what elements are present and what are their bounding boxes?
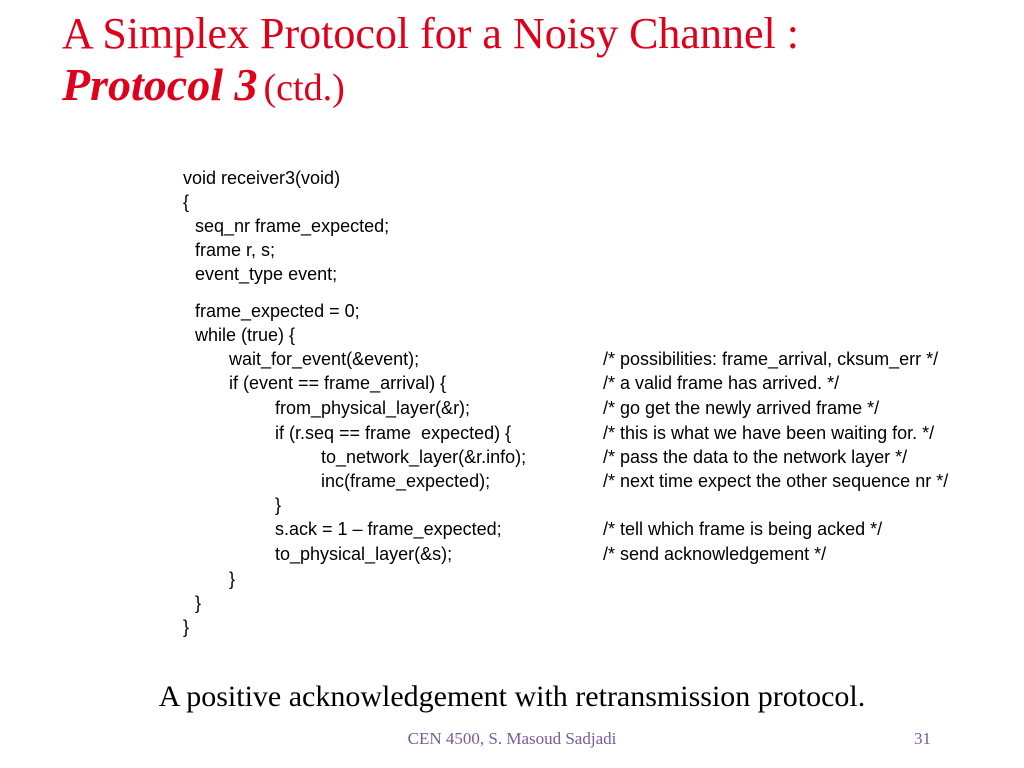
code-comment: /* pass the data to the network layer */ xyxy=(603,447,908,467)
code-comment: /* possibilities: frame_arrival, cksum_e… xyxy=(603,349,939,369)
code-line: inc(frame_expected); xyxy=(321,471,491,491)
code-line: } xyxy=(229,569,236,589)
code-line: event_type event; xyxy=(195,264,338,284)
footer-course: CEN 4500, S. Masoud Sadjadi xyxy=(407,729,617,748)
code-comment: /* this is what we have been waiting for… xyxy=(603,423,935,443)
code-line: } xyxy=(195,593,202,613)
code-comment: /* send acknowledgement */ xyxy=(603,544,827,564)
code-line: from_physical_layer(&r); xyxy=(275,398,471,418)
code-comment: /* a valid frame has arrived. */ xyxy=(603,373,840,393)
code-line: if (event == frame_arrival) { xyxy=(229,373,447,393)
code-comment: /* next time expect the other sequence n… xyxy=(603,471,949,491)
code-line: if (r.seq == frame expected) { xyxy=(275,423,512,443)
code-line: wait_for_event(&event); xyxy=(229,349,420,369)
code-line: s.ack = 1 – frame_expected; xyxy=(275,519,502,539)
title-line-2: Protocol 3(ctd.) xyxy=(62,58,799,110)
code-line: void receiver3(void) xyxy=(183,168,341,188)
footer-page-number: 31 xyxy=(914,729,931,748)
slide-title: A Simplex Protocol for a Noisy Channel :… xyxy=(62,10,799,109)
code-line: } xyxy=(183,617,190,637)
code-line: frame r, s; xyxy=(195,240,276,260)
code-comment: /* go get the newly arrived frame */ xyxy=(603,398,880,418)
title-protocol: Protocol 3 xyxy=(62,58,258,110)
code-line: while (true) { xyxy=(195,325,296,345)
title-line-1: A Simplex Protocol for a Noisy Channel : xyxy=(62,9,799,58)
code-line: to_physical_layer(&s); xyxy=(275,544,453,564)
code-line: } xyxy=(275,495,282,515)
code-line: to_network_layer(&r.info); xyxy=(321,447,527,467)
code-comment: /* tell which frame is being acked */ xyxy=(603,519,883,539)
code-line: seq_nr frame_expected; xyxy=(195,216,390,236)
code-line: { xyxy=(183,192,190,212)
title-ctd: (ctd.) xyxy=(263,66,345,109)
slide-caption: A positive acknowledgement with retransm… xyxy=(158,680,866,713)
code-line: frame_expected = 0; xyxy=(195,301,360,321)
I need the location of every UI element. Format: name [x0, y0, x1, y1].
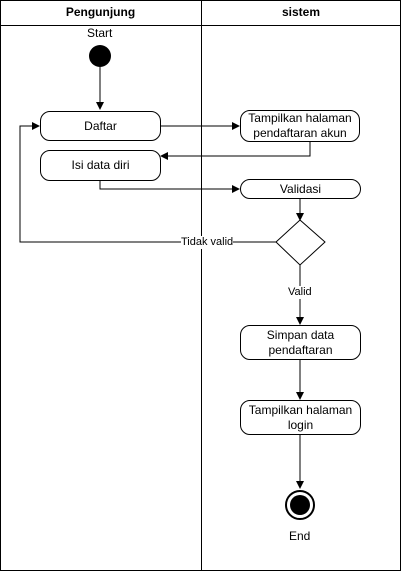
end-label: End: [289, 529, 311, 543]
start-label: Start: [87, 26, 113, 40]
edge-show-fill: [160, 142, 311, 160]
edge-label-valid: Valid: [288, 286, 312, 299]
lane-title-system: sistem: [281, 5, 321, 19]
action-validate: Validasi: [240, 179, 361, 199]
lane-title-visitor: Pengunjung: [65, 5, 136, 19]
action-save-data: Simpan data pendaftaran: [240, 325, 361, 360]
end-node-inner: [290, 495, 310, 515]
start-node: [89, 45, 111, 67]
edge-invalid: [19, 122, 276, 243]
decision-node: [275, 219, 326, 266]
edge-fill-validate: [99, 181, 240, 193]
action-show-login: Tampilkan halaman login: [240, 400, 361, 435]
action-fill-data: Isi data diri: [40, 150, 161, 181]
action-register: Daftar: [40, 111, 161, 141]
action-show-registration: Tampilkan halaman pendaftaran akun: [240, 110, 360, 142]
edge-label-invalid: Tidak valid: [181, 236, 234, 249]
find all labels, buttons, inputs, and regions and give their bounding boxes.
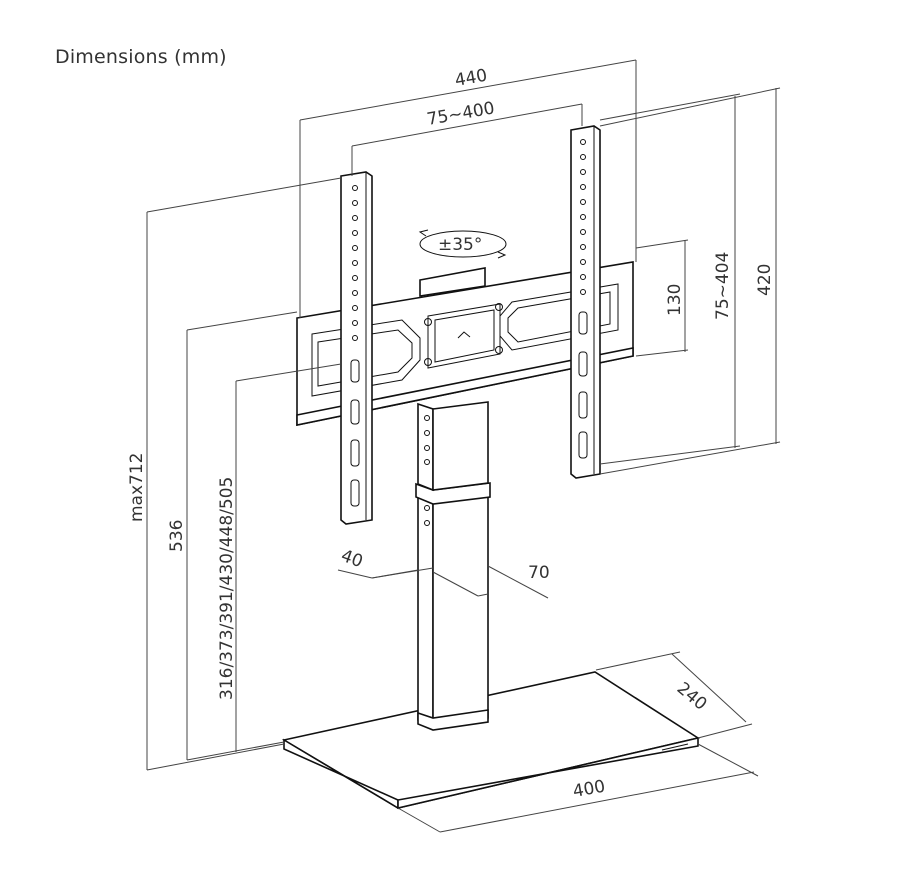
plate-height-label: 130 [665,284,685,316]
tilt-label: ±35° [438,235,482,255]
pole [415,401,491,731]
dimension-lines [146,59,781,833]
right-vertical-arm [570,125,601,479]
pole-depth-label: 40 [338,546,365,572]
mounting-plate [296,261,634,426]
hole-height-label: 75~404 [713,252,733,320]
hole-width-label: 75~400 [425,98,496,130]
height-settings-label: 316/373/391/430/448/505 [217,477,237,700]
max-height-label: max712 [127,453,147,523]
pole-width-label: 70 [528,563,550,583]
arm-height-label: 420 [755,264,775,296]
page-title: Dimensions (mm) [55,46,227,68]
base-plate [281,671,701,810]
left-vertical-arm [340,171,373,525]
pole-height-label: 536 [167,520,187,552]
tilt-indicator [418,229,507,259]
base-width-label: 400 [571,777,606,802]
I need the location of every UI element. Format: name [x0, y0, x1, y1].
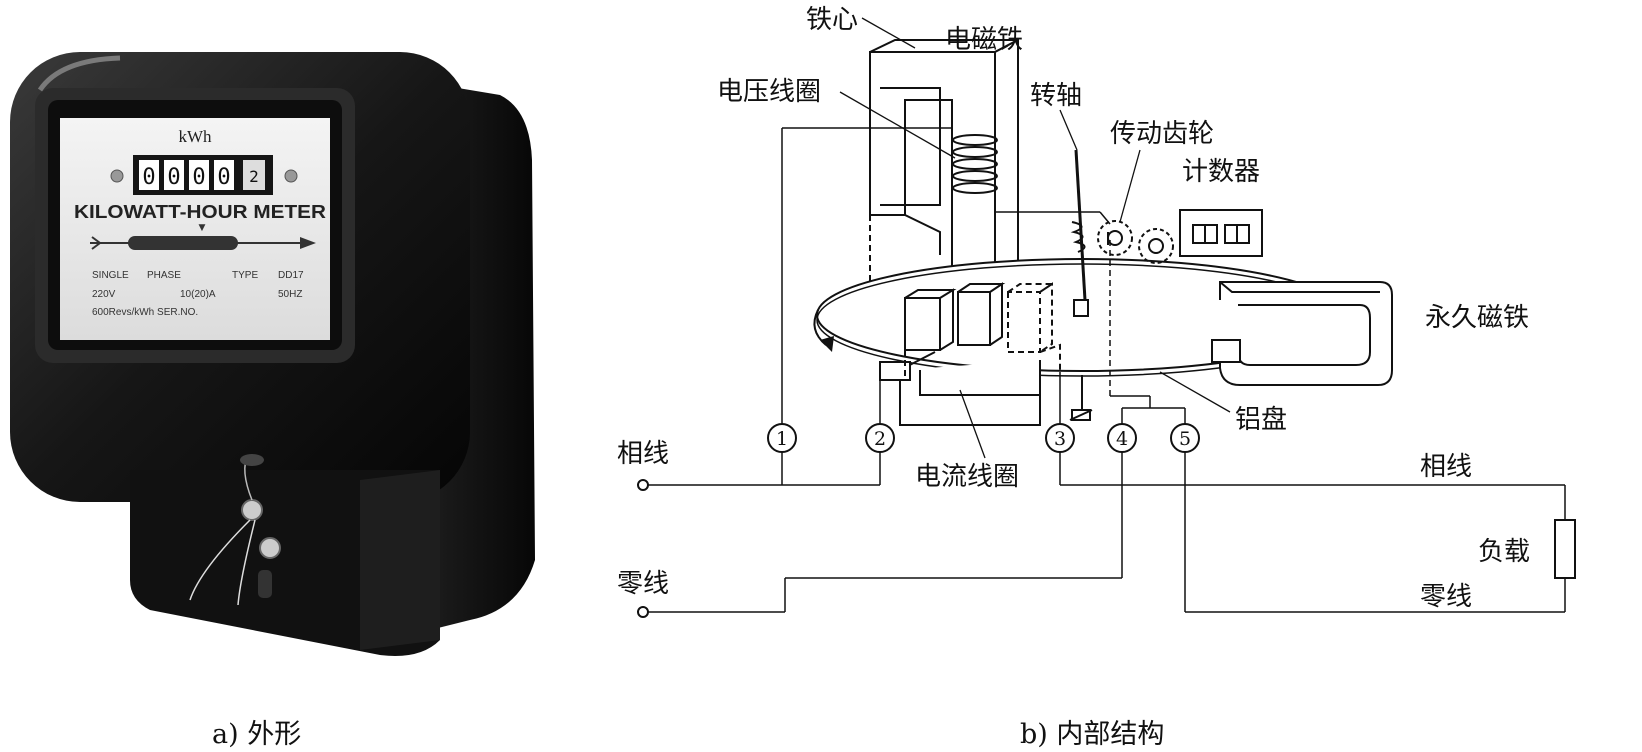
neutral-input-terminal	[637, 606, 649, 618]
label-phase-out: 相线	[1420, 452, 1472, 482]
terminal-circle	[865, 423, 895, 453]
meter-last-digit-box	[243, 160, 265, 190]
leader-lines	[839, 17, 1231, 459]
terminal-circle	[1045, 423, 1075, 453]
spec-text: DD17	[278, 270, 304, 281]
spec-text: SINGLE	[92, 270, 129, 281]
label-aluminum-disc: 铝盘	[1235, 405, 1287, 435]
meter-title: KILOWATT-HOUR METER	[74, 202, 326, 222]
load-resistor	[1554, 519, 1576, 579]
terminal-circle	[767, 423, 797, 453]
spec-text: TYPE	[232, 270, 258, 281]
label-shaft: 转轴	[1030, 81, 1082, 111]
counter-box	[1179, 209, 1263, 257]
caption-b: b) 内部结构	[1020, 719, 1165, 750]
meter-photo: kWh 0 0 0 0 2 KILOWATT-HOUR METER ▼ SING…	[10, 52, 535, 656]
label-voltage-coil: 电压线圈	[717, 77, 821, 107]
label-phase-in: 相线	[617, 439, 669, 469]
terminal-label: 1	[776, 428, 788, 450]
spec-text: PHASE	[147, 270, 181, 281]
label-neutral-out: 零线	[1420, 582, 1472, 612]
label-iron-core: 铁心	[806, 5, 858, 35]
current-coil	[879, 282, 1061, 426]
meter-unit-label: kWh	[178, 127, 212, 146]
spec-text: 10(20)A	[180, 289, 216, 300]
label-permanent-magnet: 永久磁铁	[1425, 303, 1529, 333]
shaft	[1069, 149, 1093, 421]
caption-a: a) 外形	[212, 719, 302, 750]
meter-last-digit: 2	[249, 167, 259, 186]
meter-digit-box	[139, 160, 159, 190]
label-counter: 计数器	[1182, 157, 1260, 187]
meter-digit-box	[189, 160, 209, 190]
terminal-circle	[1107, 423, 1137, 453]
screw-icon	[110, 169, 124, 183]
terminal-label: 4	[1116, 428, 1128, 450]
terminal-label: 3	[1054, 428, 1066, 450]
phase-input-terminal	[637, 479, 649, 491]
screw-icon	[284, 169, 298, 183]
gear-icon	[1097, 220, 1174, 264]
label-electromagnet: 电磁铁	[945, 25, 1023, 55]
voltage-coil	[952, 134, 998, 194]
meter-digit: 0	[142, 165, 155, 190]
arrow-icon	[90, 236, 316, 250]
screw-icon	[241, 499, 263, 521]
label-neutral-in: 零线	[617, 569, 669, 599]
meter-digit: 0	[192, 165, 205, 190]
spec-text: 600Revs/kWh SER.NO.	[92, 307, 198, 318]
label-load: 负载	[1478, 537, 1530, 567]
label-current-coil: 电流线圈	[915, 462, 1019, 492]
screw-icon	[259, 537, 281, 559]
label-gear: 传动齿轮	[1110, 119, 1214, 149]
spec-text: 220V	[92, 289, 116, 300]
wiring	[648, 127, 1566, 613]
terminal-label: 2	[874, 428, 886, 450]
permanent-magnet	[1211, 281, 1393, 386]
meter-digit: 0	[167, 165, 180, 190]
meter-digit: 0	[217, 165, 230, 190]
seal-wire	[189, 454, 281, 606]
pointer-marker: ▼	[199, 223, 206, 233]
meter-digit-box	[164, 160, 184, 190]
spec-text: 50HZ	[278, 289, 302, 300]
terminal-label: 5	[1179, 428, 1191, 450]
terminal-circle	[1170, 423, 1200, 453]
meter-digit-box	[214, 160, 234, 190]
internal-diagram	[637, 17, 1576, 618]
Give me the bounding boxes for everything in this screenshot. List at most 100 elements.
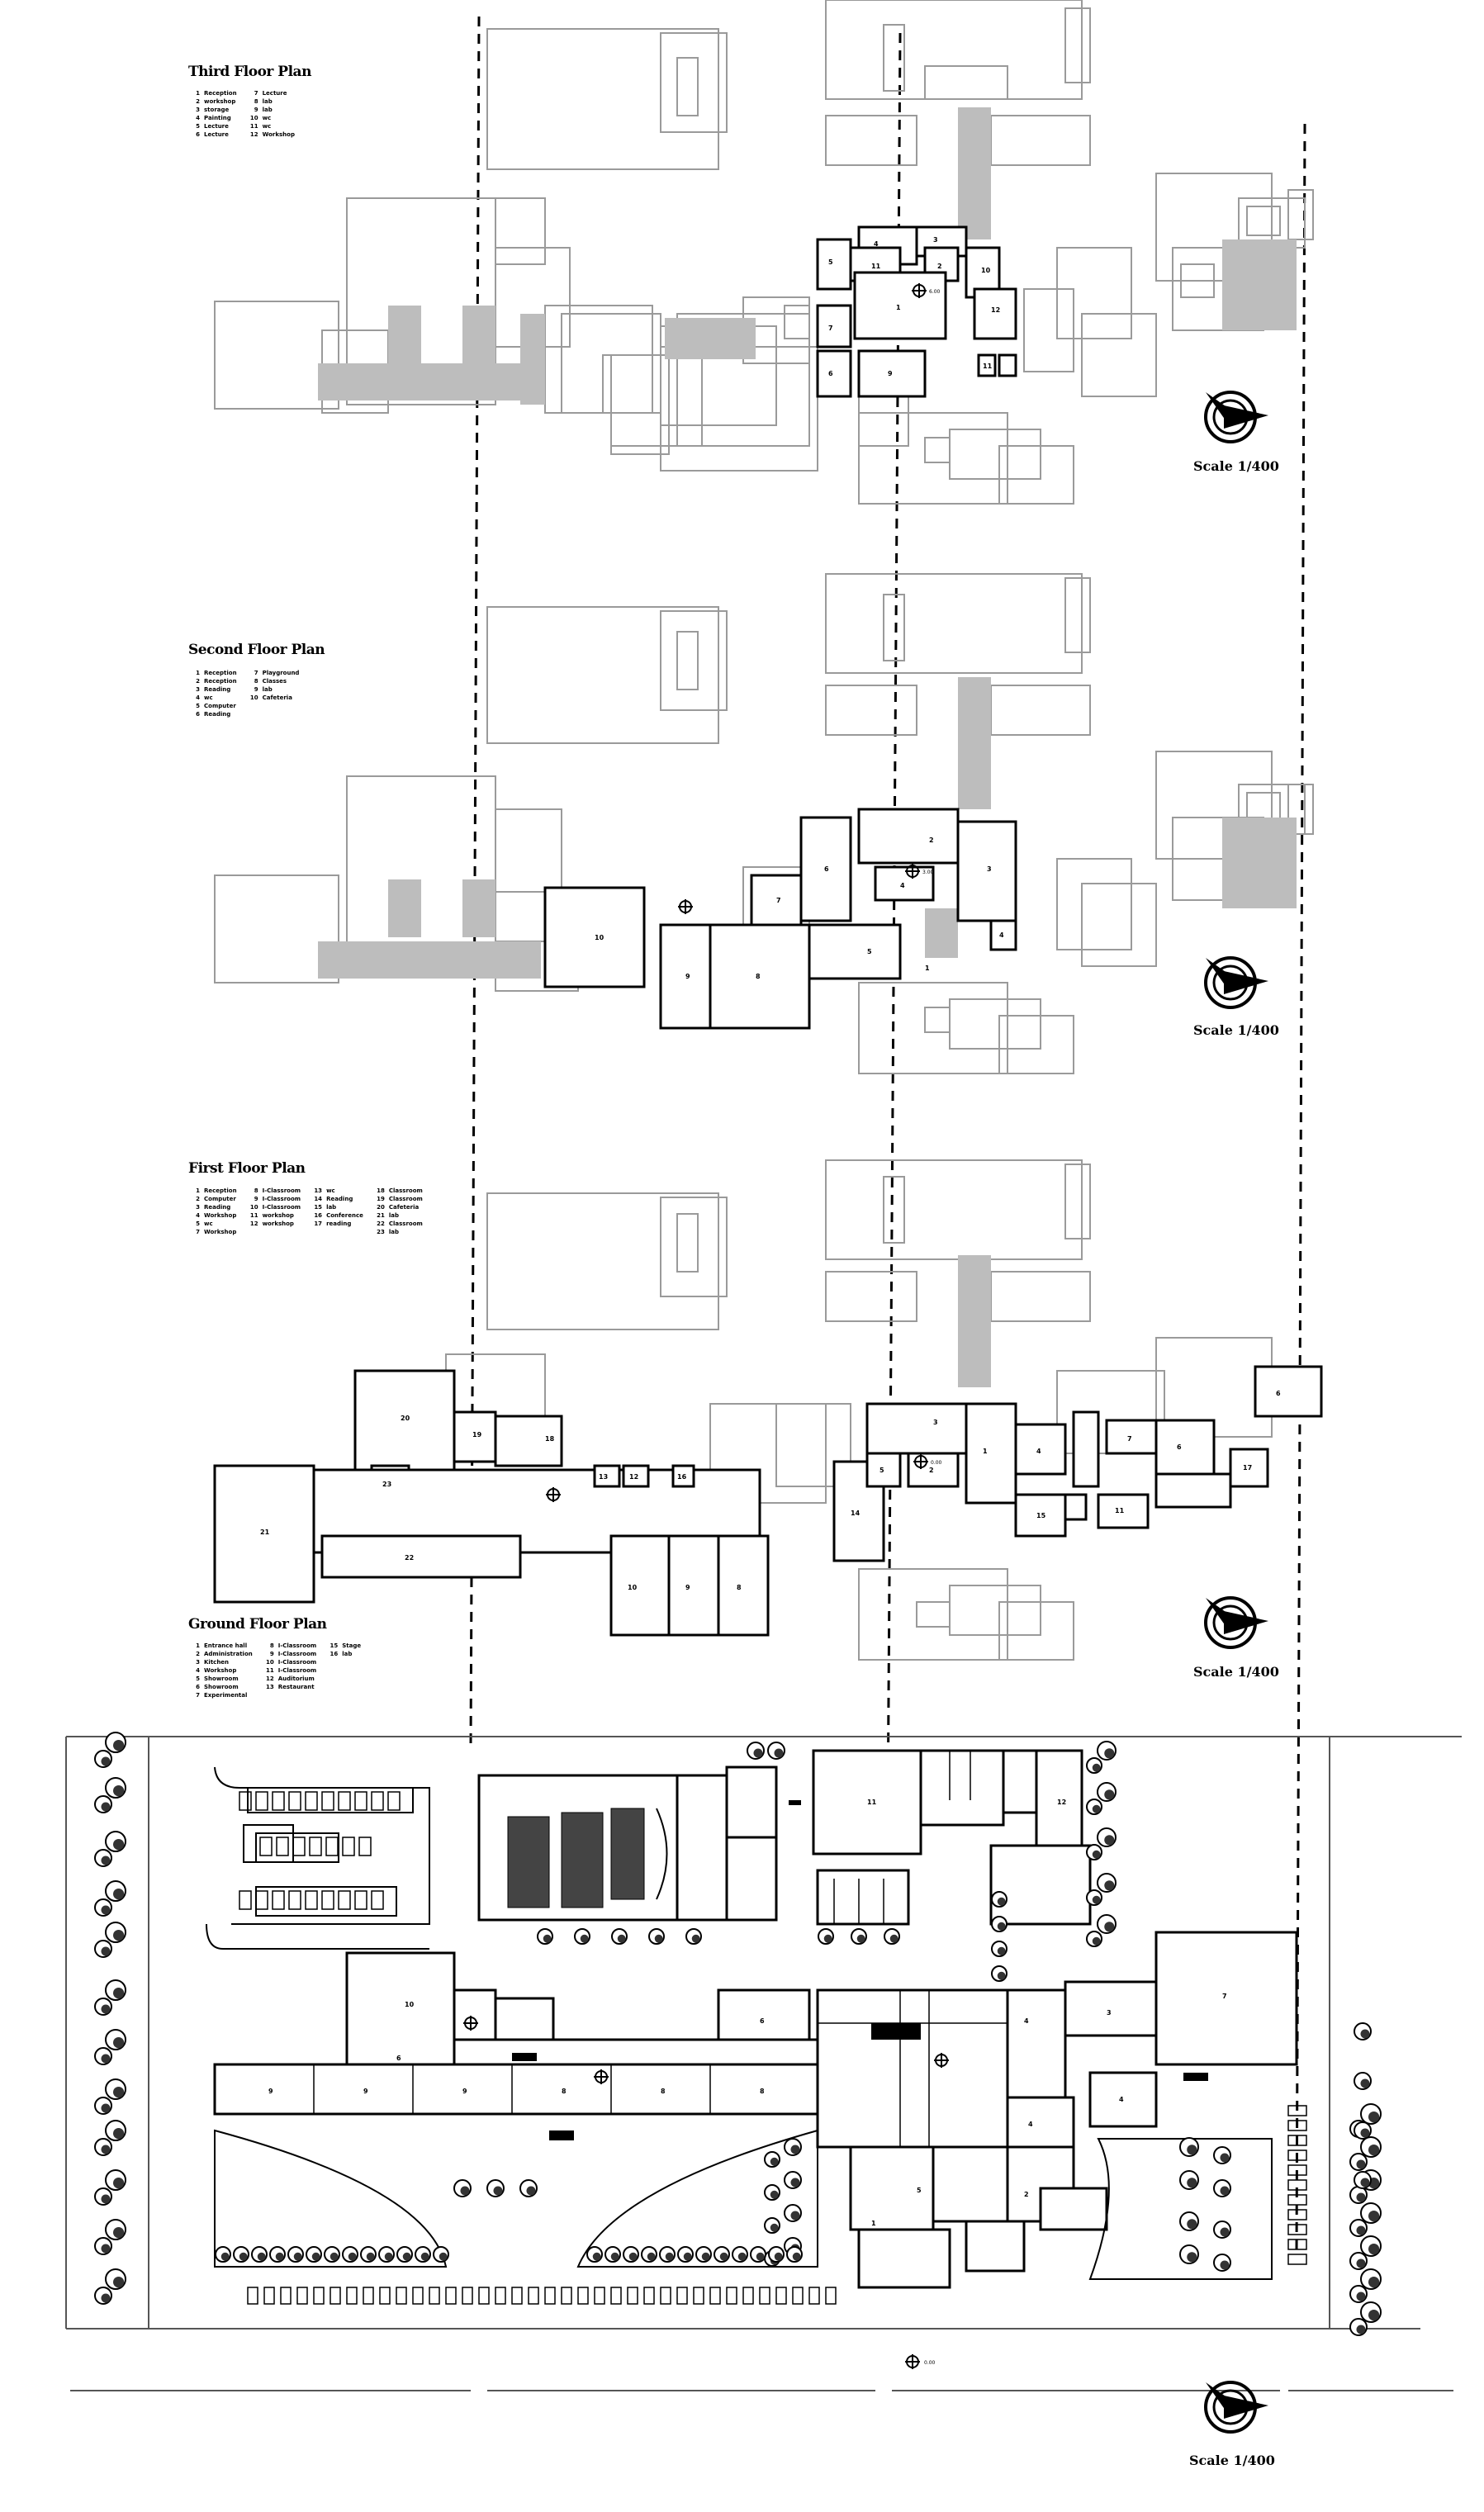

====

**Exercise directions:** Find each row above that contains the string "invalid" and copy every one of those rows in full.

**Written response:**
edge-invalid: [19, 122, 276, 243]
edge-label-invalid: Tidak valid: [181, 236, 234, 249]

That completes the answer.